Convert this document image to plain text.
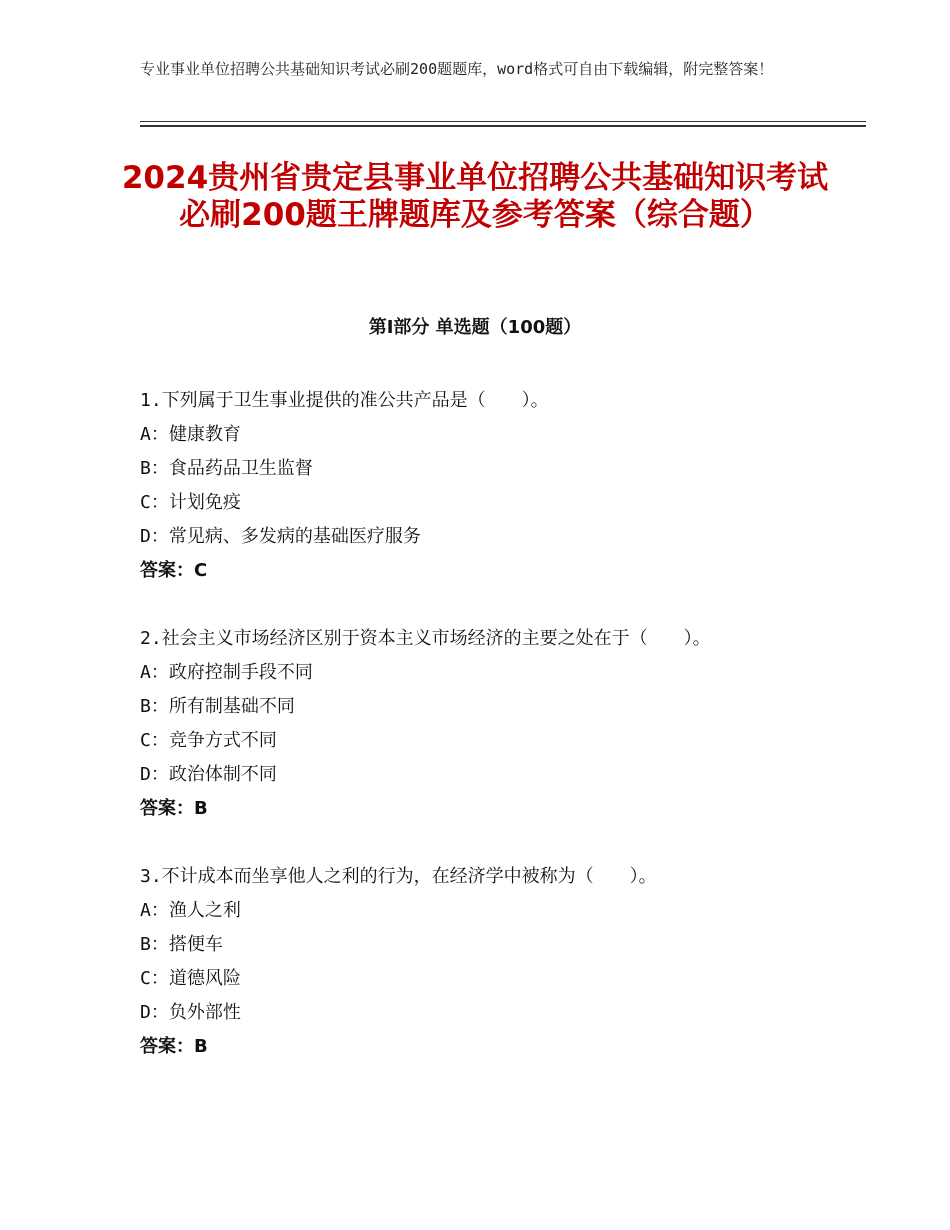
专业事业单位招聘公共基础知识考试必刷200题题库，word格式可自由下载编辑，附完整答案！
2024贵州省贵定县事业单位招聘公共基础知识考试必刷200题王牌题库及参考答案（综合题）
第Ⅰ部分 单选题（100题）

1.下列属于卫生事业提供的准公共产品是（　　）。

A：健康教育

B：食品药品卫生监督

C：计划免疫

D：常见病、多发病的基础医疗服务

答案：C

2.社会主义市场经济区别于资本主义市场经济的主要之处在于（　　）。

A：政府控制手段不同

B：所有制基础不同

C：竞争方式不同

D：政治体制不同

答案：B

3.不计成本而坐享他人之利的行为，在经济学中被称为（　　）。

A：渔人之利

B：搭便车

C：道德风险

D：负外部性

答案：B
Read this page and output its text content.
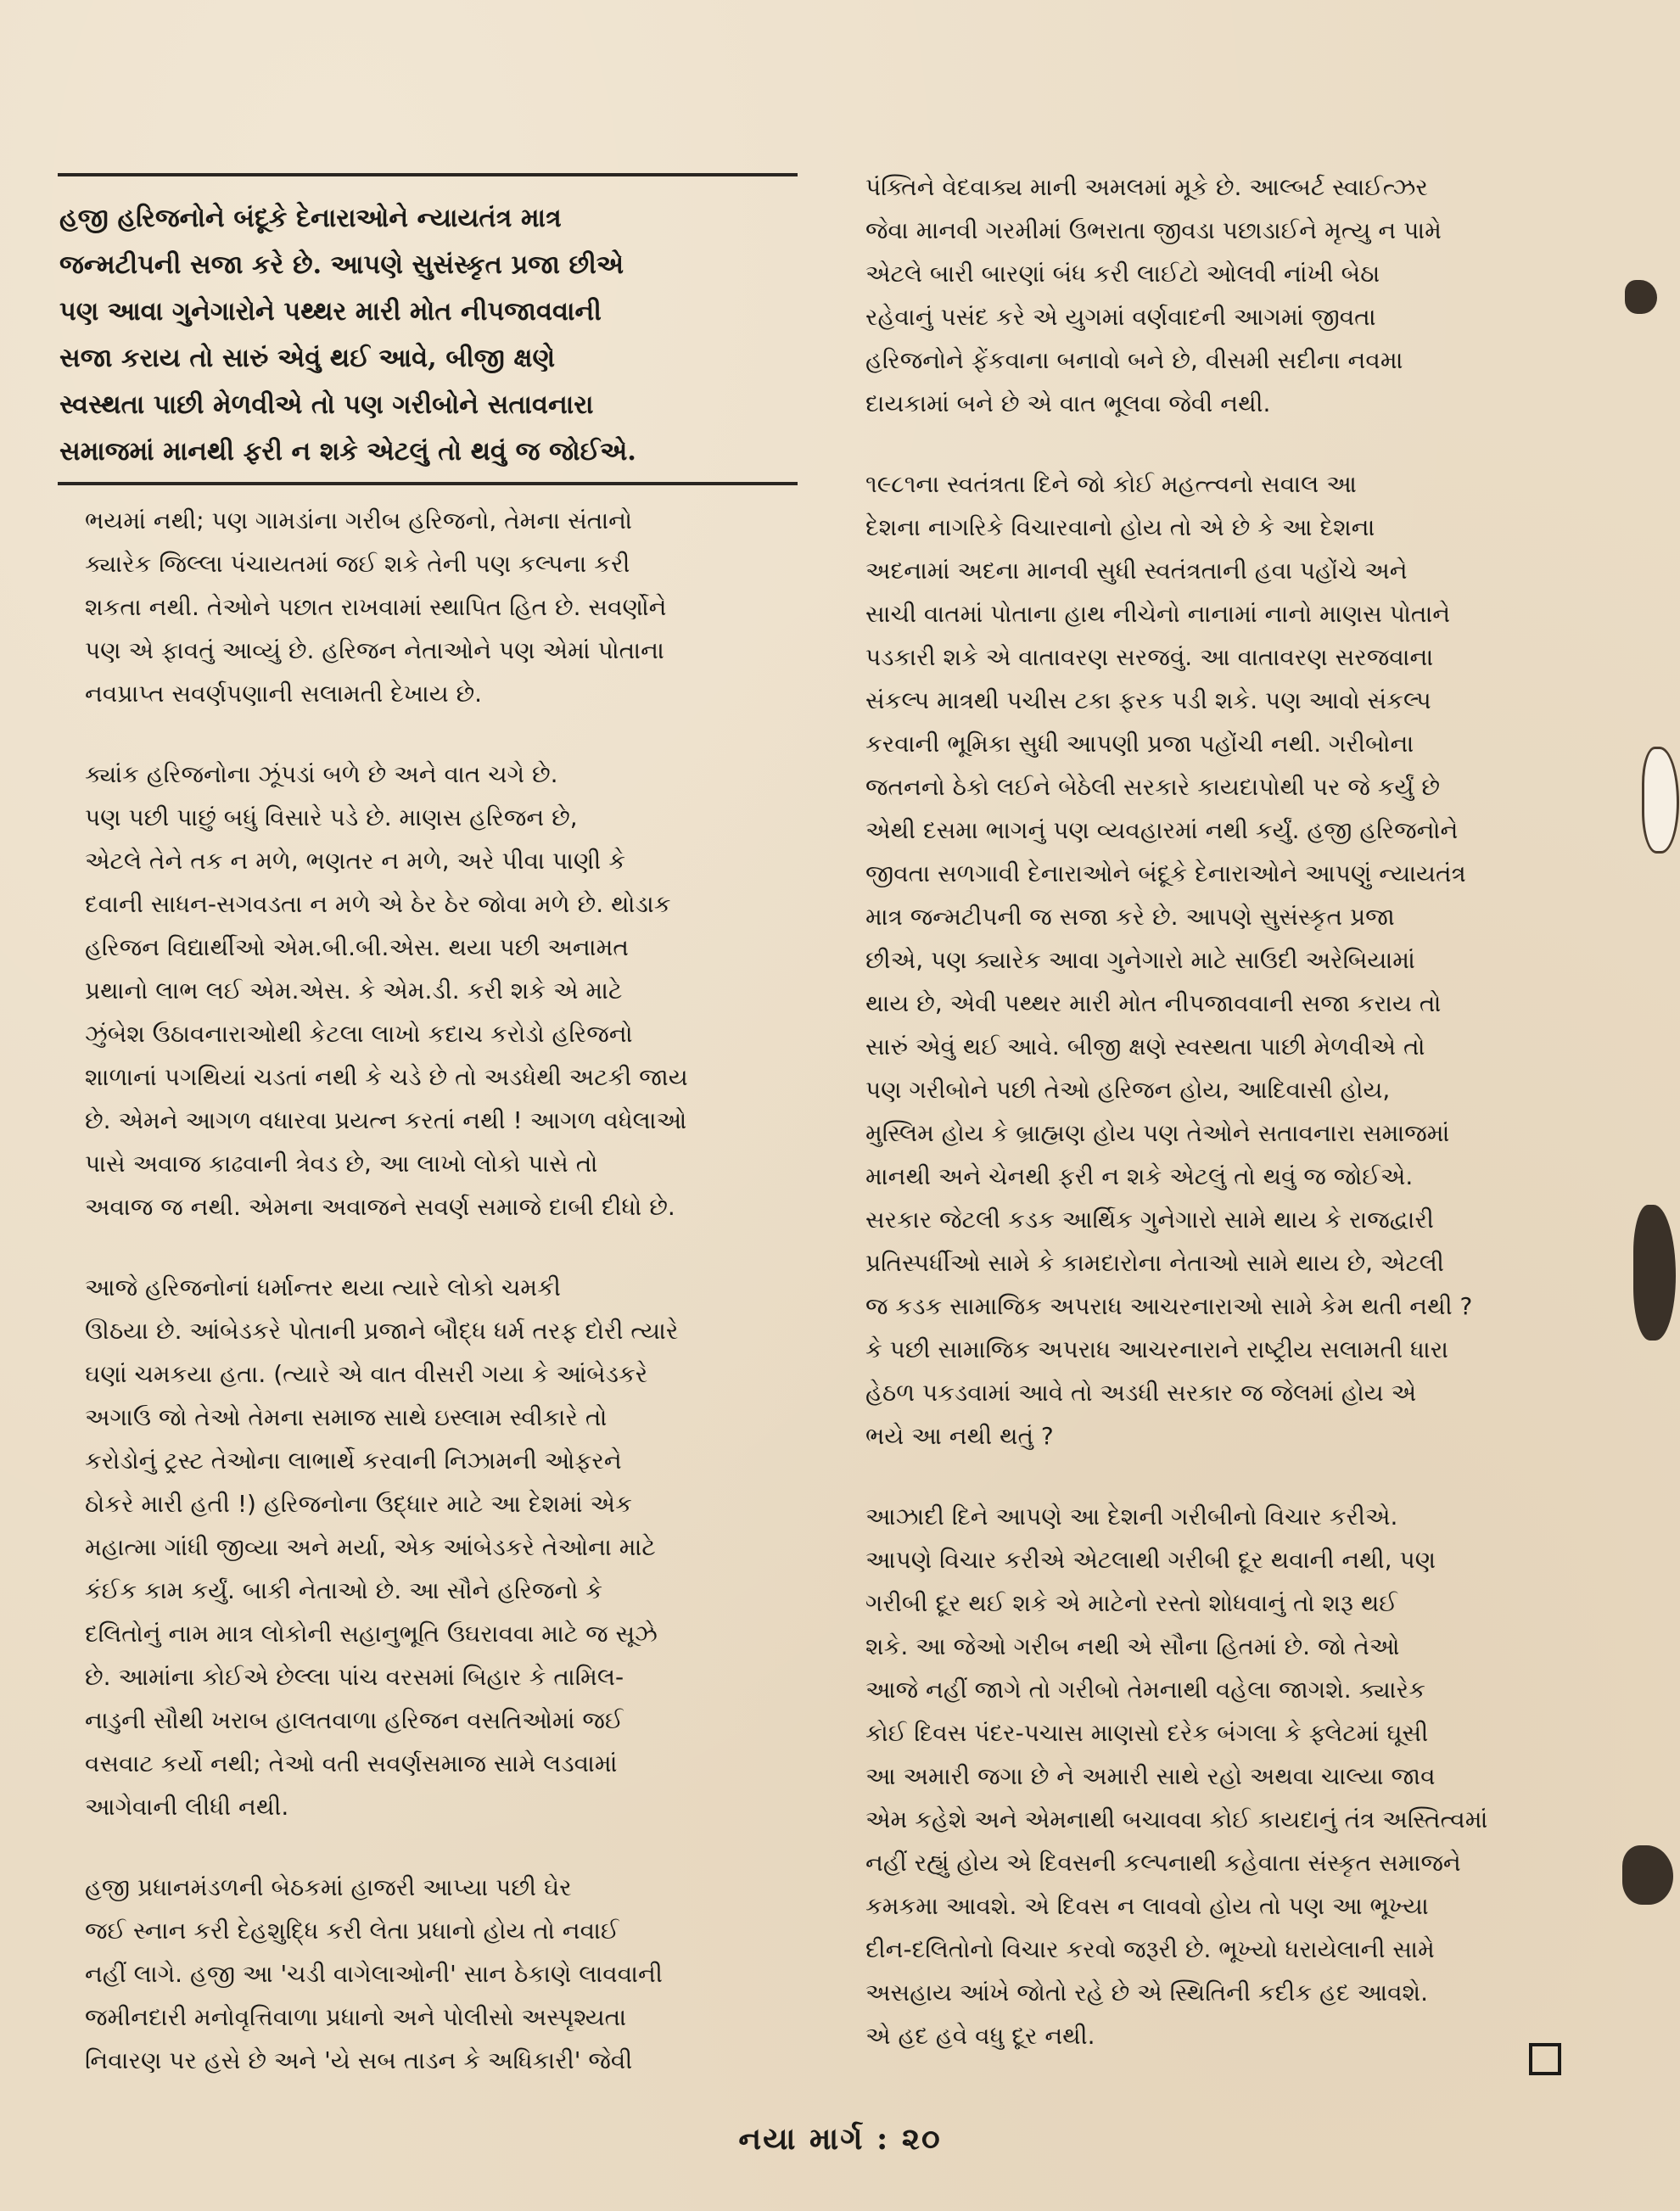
હજી હરિજનોને બંદૂકે દેનારાઓને ન્યાયતંત્ર માત્ર
જન્મટીપની સજા કરે છે. આપણે સુસંસ્કૃત પ્રજા છીએ
પણ આવા ગુનેગારોને પથ્થર મારી મોત નીપજાવવાની
સજા કરાય તો સારું એવું થઈ આવે, બીજી ક્ષણે
સ્વસ્થતા પાછી મેળવીએ તો પણ ગરીબોને સતાવનારા
સમાજમાં માનથી ફરી ન શકે એટલું તો થવું જ જોઈએ.
ભયમાં નથી; પણ ગામડાંના ગરીબ હરિજનો, તેમના સંતાનો
ક્યારેક જિલ્લા પંચાયતમાં જઈ શકે તેની પણ કલ્પના કરી
શકતા નથી. તેઓને પછાત રાખવામાં સ્થાપિત હિત છે. સવર્ણોને
પણ એ ફાવતું આવ્યું છે. હરિજન નેતાઓને પણ એમાં પોતાના
નવપ્રાપ્ત સવર્ણપણાની સલામતી દેખાય છે.
ક્યાંક હરિજનોના ઝૂંપડાં બળે છે અને વાત ચગે છે.
પણ પછી પાછું બધું વિસારે પડે છે. માણસ હરિજન છે,
એટલે તેને તક ન મળે, ભણતર ન મળે, અરે પીવા પાણી કે
દવાની સાધન-સગવડતા ન મળે એ ઠેર ઠેર જોવા મળે છે. થોડાક
હરિજન વિદ્યાર્થીઓ એમ.બી.બી.એસ. થયા પછી અનામત
પ્રથાનો લાભ લઈ એમ.એસ. કે એમ.ડી. કરી શકે એ માટે
ઝુંબેશ ઉઠાવનારાઓથી કેટલા લાખો કદાચ કરોડો હરિજનો
શાળાનાં પગથિયાં ચડતાં નથી કે ચડે છે તો અડધેથી અટકી જાય
છે. એમને આગળ વધારવા પ્રયત્ન કરતાં નથી ! આગળ વધેલાઓ
પાસે અવાજ કાઢવાની ત્રેવડ છે, આ લાખો લોકો પાસે તો
અવાજ જ નથી. એમના અવાજને સવર્ણ સમાજે દાબી દીધો છે.
આજે હરિજનોનાં ધર્માન્તર થયા ત્યારે લોકો ચમકી
ઊઠયા છે. આંબેડકરે પોતાની પ્રજાને બૌદ્ધ ધર્મ તરફ દોરી ત્યારે
ઘણાં ચમકયા હતા. (ત્યારે એ વાત વીસરી ગયા કે આંબેડકરે
અગાઉ જો તેઓ તેમના સમાજ સાથે ઇસ્લામ સ્વીકારે તો
કરોડોનું ટ્રસ્ટ તેઓના લાભાર્થે કરવાની નિઝામની ઓફરને
ઠોકરે મારી હતી !) હરિજનોના ઉદ્ધાર માટે આ દેશમાં એક
મહાત્મા ગાંધી જીવ્યા અને મર્યા, એક આંબેડકરે તેઓના માટે
કંઈક કામ કર્યું. બાકી નેતાઓ છે. આ સૌને હરિજનો કે
દલિતોનું નામ માત્ર લોકોની સહાનુભૂતિ ઉઘરાવવા માટે જ સૂઝે
છે. આમાંના કોઈએ છેલ્લા પાંચ વરસમાં બિહાર કે તામિલ-
નાડુની સૌથી ખરાબ હાલતવાળા હરિજન વસતિઓમાં જઈ
વસવાટ કર્યો નથી; તેઓ વતી સવર્ણસમાજ સામે લડવામાં
આગેવાની લીધી નથી.
હજી પ્રધાનમંડળની બેઠકમાં હાજરી આપ્યા પછી ઘેર
જઈ સ્નાન કરી દેહશુદ્ધિ કરી લેતા પ્રધાનો હોય તો નવાઈ
નહીં લાગે. હજી આ 'ચડી વાગેલાઓની' સાન ઠેકાણે લાવવાની
જમીનદારી મનોવૃત્તિવાળા પ્રધાનો અને પોલીસો અસ્પૃશ્યતા
નિવારણ પર હસે છે અને 'યે સબ તાડન કે અધિકારી' જેવી
પંક્તિને વેદવાક્ય માની અમલમાં મૂકે છે. આલ્બર્ટ સ્વાઈત્ઝર
જેવા માનવી ગરમીમાં ઉભરાતા જીવડા પછાડાઈને મૃત્યુ ન પામે
એટલે બારી બારણાં બંધ કરી લાઈટો ઓલવી નાંખી બેઠા
રહેવાનું પસંદ કરે એ યુગમાં વર્ણવાદની આગમાં જીવતા
હરિજનોને ફેંકવાના બનાવો બને છે, વીસમી સદીના નવમા
દાયકામાં બને છે એ વાત ભૂલવા જેવી નથી.
૧૯૮૧ના સ્વતંત્રતા દિને જો કોઈ મહત્ત્વનો સવાલ આ
દેશના નાગરિકે વિચારવાનો હોય તો એ છે કે આ દેશના
અદનામાં અદના માનવી સુધી સ્વતંત્રતાની હવા પહોંચે અને
સાચી વાતમાં પોતાના હાથ નીચેનો નાનામાં નાનો માણસ પોતાને
પડકારી શકે એ વાતાવરણ સરજવું. આ વાતાવરણ સરજવાના
સંકલ્પ માત્રથી પચીસ ટકા ફરક પડી શકે. પણ આવો સંકલ્પ
કરવાની ભૂમિકા સુધી આપણી પ્રજા પહોંચી નથી. ગરીબોના
જતનનો ઠેકો લઈને બેઠેલી સરકારે કાયદાપોથી પર જે કર્યું છે
એથી દસમા ભાગનું પણ વ્યવહારમાં નથી કર્યું. હજી હરિજનોને
જીવતા સળગાવી દેનારાઓને બંદૂકે દેનારાઓને આપણું ન્યાયતંત્ર
માત્ર જન્મટીપની જ સજા કરે છે. આપણે સુસંસ્કૃત પ્રજા
છીએ, પણ ક્યારેક આવા ગુનેગારો માટે સાઉદી અરેબિયામાં
થાય છે, એવી પથ્થર મારી મોત નીપજાવવાની સજા કરાય તો
સારું એવું થઈ આવે. બીજી ક્ષણે સ્વસ્થતા પાછી મેળવીએ તો
પણ ગરીબોને પછી તેઓ હરિજન હોય, આદિવાસી હોય,
મુસ્લિમ હોય કે બ્રાહ્મણ હોય પણ તેઓને સતાવનારા સમાજમાં
માનથી અને ચેનથી ફરી ન શકે એટલું તો થવું જ જોઈએ.
સરકાર જેટલી કડક આર્થિક ગુનેગારો સામે થાય કે રાજદ્વારી
પ્રતિસ્પર્ધીઓ સામે કે કામદારોના નેતાઓ સામે થાય છે, એટલી
જ કડક સામાજિક અપરાધ આચરનારાઓ સામે કેમ થતી નથી ?
કે પછી સામાજિક અપરાધ આચરનારાને રાષ્ટ્રીય સલામતી ધારા
હેઠળ પકડવામાં આવે તો અડધી સરકાર જ જેલમાં હોય એ
ભયે આ નથી થતું ?
આઝાદી દિને આપણે આ દેશની ગરીબીનો વિચાર કરીએ.
આપણે વિચાર કરીએ એટલાથી ગરીબી દૂર થવાની નથી, પણ
ગરીબી દૂર થઈ શકે એ માટેનો રસ્તો શોધવાનું તો શરૂ થઈ
શકે. આ જેઓ ગરીબ નથી એ સૌના હિતમાં છે. જો તેઓ
આજે નહીં જાગે તો ગરીબો તેમનાથી વહેલા જાગશે. ક્યારેક
કોઈ દિવસ પંદર-પચાસ માણસો દરેક બંગલા કે ફ્લેટમાં ઘૂસી
આ અમારી જગા છે ને અમારી સાથે રહો અથવા ચાલ્યા જાવ
એમ કહેશે અને એમનાથી બચાવવા કોઈ કાયદાનું તંત્ર અસ્તિત્વમાં
નહીં રહ્યું હોય એ દિવસની કલ્પનાથી કહેવાતા સંસ્કૃત સમાજને
કમકમા આવશે. એ દિવસ ન લાવવો હોય તો પણ આ ભૂખ્યા
દીન-દલિતોનો વિચાર કરવો જરૂરી છે. ભૂખ્યો ધરાયેલાની સામે
અસહાય આંખે જોતો રહે છે એ સ્થિતિની કદીક હદ આવશે.
એ હદ હવે વધુ દૂર નથી.
નયા માર્ગ : ૨૦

> To be done
Pull out every line in the data above that has the word "this".

> Full output
Convert this document image to plain text.
Read this page and output its text content.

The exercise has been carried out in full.